[BEGIN Record extracts]

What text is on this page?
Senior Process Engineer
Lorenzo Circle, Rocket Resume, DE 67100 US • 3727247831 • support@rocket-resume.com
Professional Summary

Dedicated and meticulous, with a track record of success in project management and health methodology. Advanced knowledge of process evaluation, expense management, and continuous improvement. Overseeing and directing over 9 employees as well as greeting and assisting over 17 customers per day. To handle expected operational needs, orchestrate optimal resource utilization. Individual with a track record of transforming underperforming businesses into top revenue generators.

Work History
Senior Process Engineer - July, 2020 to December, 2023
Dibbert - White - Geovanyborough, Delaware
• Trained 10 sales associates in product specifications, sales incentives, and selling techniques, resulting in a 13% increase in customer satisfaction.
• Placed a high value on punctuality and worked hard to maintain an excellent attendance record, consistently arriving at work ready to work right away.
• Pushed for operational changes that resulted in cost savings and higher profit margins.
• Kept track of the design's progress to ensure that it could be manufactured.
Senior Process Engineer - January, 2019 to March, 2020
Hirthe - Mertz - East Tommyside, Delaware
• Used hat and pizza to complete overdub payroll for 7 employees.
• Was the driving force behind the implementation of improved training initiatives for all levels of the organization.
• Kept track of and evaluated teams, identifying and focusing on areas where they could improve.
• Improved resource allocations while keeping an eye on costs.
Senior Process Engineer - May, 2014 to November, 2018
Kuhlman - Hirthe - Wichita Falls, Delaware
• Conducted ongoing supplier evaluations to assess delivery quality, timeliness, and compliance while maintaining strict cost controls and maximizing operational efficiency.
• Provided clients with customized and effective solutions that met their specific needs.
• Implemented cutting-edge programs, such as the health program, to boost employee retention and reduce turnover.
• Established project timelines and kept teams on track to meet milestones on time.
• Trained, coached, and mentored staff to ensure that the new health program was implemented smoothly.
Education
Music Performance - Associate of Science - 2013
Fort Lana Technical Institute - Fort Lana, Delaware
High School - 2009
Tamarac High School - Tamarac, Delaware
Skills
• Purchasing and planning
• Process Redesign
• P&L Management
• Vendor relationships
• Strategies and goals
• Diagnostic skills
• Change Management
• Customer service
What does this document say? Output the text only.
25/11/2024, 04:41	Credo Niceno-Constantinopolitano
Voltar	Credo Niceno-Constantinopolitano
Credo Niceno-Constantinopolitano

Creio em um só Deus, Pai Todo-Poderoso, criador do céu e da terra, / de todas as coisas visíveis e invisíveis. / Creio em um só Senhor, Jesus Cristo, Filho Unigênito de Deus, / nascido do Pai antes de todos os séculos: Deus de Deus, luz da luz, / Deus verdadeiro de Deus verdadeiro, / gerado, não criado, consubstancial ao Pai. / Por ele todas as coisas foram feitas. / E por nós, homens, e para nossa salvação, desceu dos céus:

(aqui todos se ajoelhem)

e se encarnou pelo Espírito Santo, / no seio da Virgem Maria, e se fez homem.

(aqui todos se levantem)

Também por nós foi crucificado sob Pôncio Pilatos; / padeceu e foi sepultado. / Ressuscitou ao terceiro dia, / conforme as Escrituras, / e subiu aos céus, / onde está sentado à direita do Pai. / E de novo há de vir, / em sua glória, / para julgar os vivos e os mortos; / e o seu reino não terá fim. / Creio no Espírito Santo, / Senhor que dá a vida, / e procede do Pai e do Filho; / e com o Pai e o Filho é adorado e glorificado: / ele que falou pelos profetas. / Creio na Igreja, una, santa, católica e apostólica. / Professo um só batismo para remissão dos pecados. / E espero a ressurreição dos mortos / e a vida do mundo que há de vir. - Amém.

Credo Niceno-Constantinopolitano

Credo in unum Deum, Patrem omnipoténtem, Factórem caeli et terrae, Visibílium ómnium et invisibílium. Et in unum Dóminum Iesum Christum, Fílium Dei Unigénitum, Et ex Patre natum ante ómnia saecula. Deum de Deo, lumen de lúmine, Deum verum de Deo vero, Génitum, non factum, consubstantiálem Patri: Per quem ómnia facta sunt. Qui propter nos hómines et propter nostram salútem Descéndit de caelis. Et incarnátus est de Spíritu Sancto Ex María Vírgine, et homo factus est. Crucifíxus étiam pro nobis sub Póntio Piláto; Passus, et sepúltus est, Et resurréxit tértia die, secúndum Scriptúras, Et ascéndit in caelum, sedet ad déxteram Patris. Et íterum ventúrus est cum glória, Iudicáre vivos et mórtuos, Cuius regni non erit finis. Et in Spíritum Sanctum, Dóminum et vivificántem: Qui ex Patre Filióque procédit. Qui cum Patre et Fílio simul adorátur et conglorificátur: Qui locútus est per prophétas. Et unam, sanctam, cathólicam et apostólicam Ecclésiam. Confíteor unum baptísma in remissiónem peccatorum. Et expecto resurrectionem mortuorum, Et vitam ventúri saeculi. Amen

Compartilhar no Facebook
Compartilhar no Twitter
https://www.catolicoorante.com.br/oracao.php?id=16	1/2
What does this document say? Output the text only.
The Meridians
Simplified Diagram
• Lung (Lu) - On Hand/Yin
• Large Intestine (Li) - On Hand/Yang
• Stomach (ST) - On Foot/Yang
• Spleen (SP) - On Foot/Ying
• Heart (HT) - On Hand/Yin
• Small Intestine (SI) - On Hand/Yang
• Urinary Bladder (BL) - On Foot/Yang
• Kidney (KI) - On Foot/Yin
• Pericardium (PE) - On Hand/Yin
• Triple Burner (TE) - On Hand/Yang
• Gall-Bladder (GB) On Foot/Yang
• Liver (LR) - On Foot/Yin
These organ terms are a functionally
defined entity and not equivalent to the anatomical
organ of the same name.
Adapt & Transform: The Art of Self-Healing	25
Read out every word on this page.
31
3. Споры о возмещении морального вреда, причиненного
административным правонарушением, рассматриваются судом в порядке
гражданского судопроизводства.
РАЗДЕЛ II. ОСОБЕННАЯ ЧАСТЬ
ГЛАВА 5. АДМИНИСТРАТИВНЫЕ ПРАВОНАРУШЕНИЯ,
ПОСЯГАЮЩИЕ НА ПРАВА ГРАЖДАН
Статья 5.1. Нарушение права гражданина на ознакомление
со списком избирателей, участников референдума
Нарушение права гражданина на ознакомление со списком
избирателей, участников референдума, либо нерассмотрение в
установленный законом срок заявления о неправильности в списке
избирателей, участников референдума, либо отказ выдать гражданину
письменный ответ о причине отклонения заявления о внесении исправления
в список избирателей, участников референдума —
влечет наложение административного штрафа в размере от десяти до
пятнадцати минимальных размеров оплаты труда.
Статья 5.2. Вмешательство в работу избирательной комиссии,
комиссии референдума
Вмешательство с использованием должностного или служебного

[END Record extracts]

**Task to carry out**:
Scan the material above. Extract every line in which the word "Статья" occurs.

**Task solution**:
Статья 5.1. Нарушение права гражданина на ознакомление
Статья 5.2. Вмешательство в работу избирательной комиссии,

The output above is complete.